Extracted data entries
>>>>
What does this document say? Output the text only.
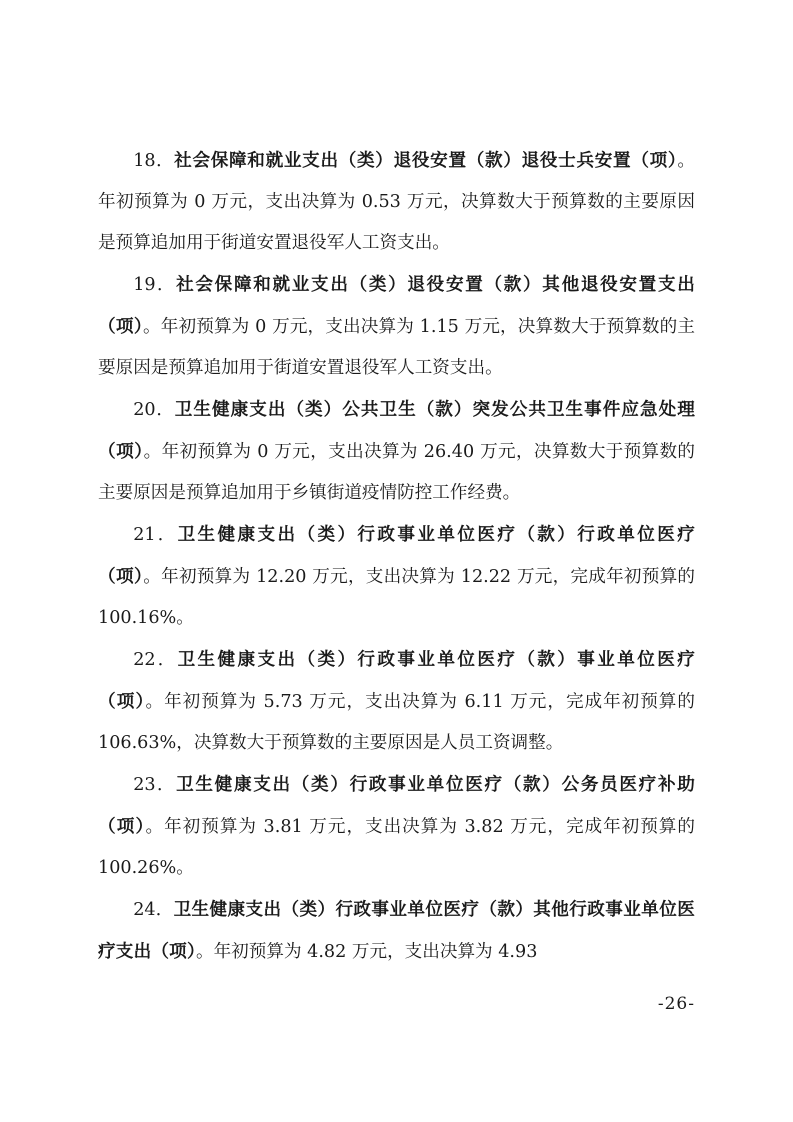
18．社会保障和就业支出（类）退役安置（款）退役士兵安置（项）。年初预算为 0 万元，支出决算为 0.53 万元，决算数大于预算数的主要原因是预算追加用于街道安置退役军人工资支出。

19．社会保障和就业支出（类）退役安置（款）其他退役安置支出（项）。年初预算为 0 万元，支出决算为 1.15 万元，决算数大于预算数的主要原因是预算追加用于街道安置退役军人工资支出。

20．卫生健康支出（类）公共卫生（款）突发公共卫生事件应急处理（项）。年初预算为 0 万元，支出决算为 26.40 万元，决算数大于预算数的主要原因是预算追加用于乡镇街道疫情防控工作经费。

21．卫生健康支出（类）行政事业单位医疗（款）行政单位医疗（项）。年初预算为 12.20 万元，支出决算为 12.22 万元，完成年初预算的 100.16%。

22．卫生健康支出（类）行政事业单位医疗（款）事业单位医疗（项）。年初预算为 5.73 万元，支出决算为 6.11 万元，完成年初预算的 106.63%，决算数大于预算数的主要原因是人员工资调整。

23．卫生健康支出（类）行政事业单位医疗（款）公务员医疗补助（项）。年初预算为 3.81 万元，支出决算为 3.82 万元，完成年初预算的 100.26%。

24．卫生健康支出（类）行政事业单位医疗（款）其他行政事业单位医疗支出（项）。年初预算为 4.82 万元，支出决算为 4.93

-26-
<<<<
## Task to complete
The word "行政事业单位医疗" may turn up on some lines of these records; say how many, with no other words.

## Reply to the task
4